━━ Exercise material

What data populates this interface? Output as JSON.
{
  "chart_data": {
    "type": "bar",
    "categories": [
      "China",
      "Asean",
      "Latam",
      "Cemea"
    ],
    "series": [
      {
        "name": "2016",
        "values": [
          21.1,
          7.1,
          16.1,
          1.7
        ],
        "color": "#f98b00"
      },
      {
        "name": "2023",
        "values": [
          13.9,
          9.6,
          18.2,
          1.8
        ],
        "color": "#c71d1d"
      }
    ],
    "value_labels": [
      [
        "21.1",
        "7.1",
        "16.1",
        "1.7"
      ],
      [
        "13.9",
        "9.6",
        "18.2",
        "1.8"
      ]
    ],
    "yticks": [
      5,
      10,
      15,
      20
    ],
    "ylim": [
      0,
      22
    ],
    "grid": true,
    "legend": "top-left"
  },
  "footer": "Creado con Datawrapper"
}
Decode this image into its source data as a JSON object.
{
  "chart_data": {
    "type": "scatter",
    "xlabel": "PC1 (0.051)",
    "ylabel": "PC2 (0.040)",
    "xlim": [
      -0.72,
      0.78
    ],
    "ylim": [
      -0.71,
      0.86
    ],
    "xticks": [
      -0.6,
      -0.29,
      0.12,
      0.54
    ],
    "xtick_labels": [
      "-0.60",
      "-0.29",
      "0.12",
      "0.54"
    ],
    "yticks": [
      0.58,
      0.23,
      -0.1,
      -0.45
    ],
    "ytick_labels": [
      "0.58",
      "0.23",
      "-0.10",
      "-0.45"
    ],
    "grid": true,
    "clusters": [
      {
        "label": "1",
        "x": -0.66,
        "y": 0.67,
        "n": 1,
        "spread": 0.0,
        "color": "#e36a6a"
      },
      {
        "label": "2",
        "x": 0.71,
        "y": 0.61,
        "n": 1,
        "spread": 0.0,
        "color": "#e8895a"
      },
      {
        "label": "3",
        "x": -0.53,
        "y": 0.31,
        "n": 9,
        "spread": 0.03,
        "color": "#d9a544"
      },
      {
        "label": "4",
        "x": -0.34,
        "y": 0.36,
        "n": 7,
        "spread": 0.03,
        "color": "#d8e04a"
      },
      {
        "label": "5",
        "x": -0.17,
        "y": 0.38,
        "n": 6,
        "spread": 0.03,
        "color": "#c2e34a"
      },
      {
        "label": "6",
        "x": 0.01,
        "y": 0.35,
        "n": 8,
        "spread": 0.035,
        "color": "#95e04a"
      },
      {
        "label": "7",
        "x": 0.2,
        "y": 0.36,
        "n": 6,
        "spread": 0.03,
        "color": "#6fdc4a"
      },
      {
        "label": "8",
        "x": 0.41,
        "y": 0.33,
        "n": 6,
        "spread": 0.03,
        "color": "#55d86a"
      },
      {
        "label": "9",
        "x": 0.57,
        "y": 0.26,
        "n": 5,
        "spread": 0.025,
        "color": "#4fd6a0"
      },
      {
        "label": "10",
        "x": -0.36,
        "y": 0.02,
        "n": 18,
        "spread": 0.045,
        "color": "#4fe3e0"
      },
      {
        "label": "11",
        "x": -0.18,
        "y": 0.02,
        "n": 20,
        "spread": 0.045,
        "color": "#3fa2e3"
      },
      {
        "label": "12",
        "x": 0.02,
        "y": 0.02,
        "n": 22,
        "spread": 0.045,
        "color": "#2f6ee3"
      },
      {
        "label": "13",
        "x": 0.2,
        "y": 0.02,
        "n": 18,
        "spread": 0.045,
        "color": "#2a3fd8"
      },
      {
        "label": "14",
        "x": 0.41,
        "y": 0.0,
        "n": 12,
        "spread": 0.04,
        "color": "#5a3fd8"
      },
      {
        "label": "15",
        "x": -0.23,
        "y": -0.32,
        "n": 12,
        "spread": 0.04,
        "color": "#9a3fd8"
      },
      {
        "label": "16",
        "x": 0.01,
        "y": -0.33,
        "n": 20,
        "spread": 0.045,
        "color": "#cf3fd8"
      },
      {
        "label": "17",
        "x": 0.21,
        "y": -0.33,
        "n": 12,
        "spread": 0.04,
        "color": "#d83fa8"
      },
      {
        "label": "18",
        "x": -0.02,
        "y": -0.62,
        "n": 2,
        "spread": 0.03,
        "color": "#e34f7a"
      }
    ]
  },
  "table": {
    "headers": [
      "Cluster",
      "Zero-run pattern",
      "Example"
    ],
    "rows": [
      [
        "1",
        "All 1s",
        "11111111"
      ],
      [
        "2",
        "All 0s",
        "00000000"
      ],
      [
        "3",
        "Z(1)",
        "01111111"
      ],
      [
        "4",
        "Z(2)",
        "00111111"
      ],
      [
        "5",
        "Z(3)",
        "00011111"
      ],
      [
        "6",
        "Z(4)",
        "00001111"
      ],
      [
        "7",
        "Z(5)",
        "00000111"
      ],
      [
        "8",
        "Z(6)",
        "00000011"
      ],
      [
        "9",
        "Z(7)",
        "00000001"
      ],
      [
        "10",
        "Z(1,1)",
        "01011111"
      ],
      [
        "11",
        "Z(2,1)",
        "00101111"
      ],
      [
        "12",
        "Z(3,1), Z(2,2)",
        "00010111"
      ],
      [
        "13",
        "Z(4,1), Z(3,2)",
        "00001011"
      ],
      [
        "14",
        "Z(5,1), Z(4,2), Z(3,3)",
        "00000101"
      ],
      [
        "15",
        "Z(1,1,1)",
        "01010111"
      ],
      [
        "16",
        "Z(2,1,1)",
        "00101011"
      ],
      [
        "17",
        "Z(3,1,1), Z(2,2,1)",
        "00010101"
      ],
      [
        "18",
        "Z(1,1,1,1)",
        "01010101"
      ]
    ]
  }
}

━━━━

| What you should do |
Your task is to gather every line with the word "JSON" and copy it.

| Correct answer |
What data populates this interface? Output as JSON.
Decode this image into its source data as a JSON object.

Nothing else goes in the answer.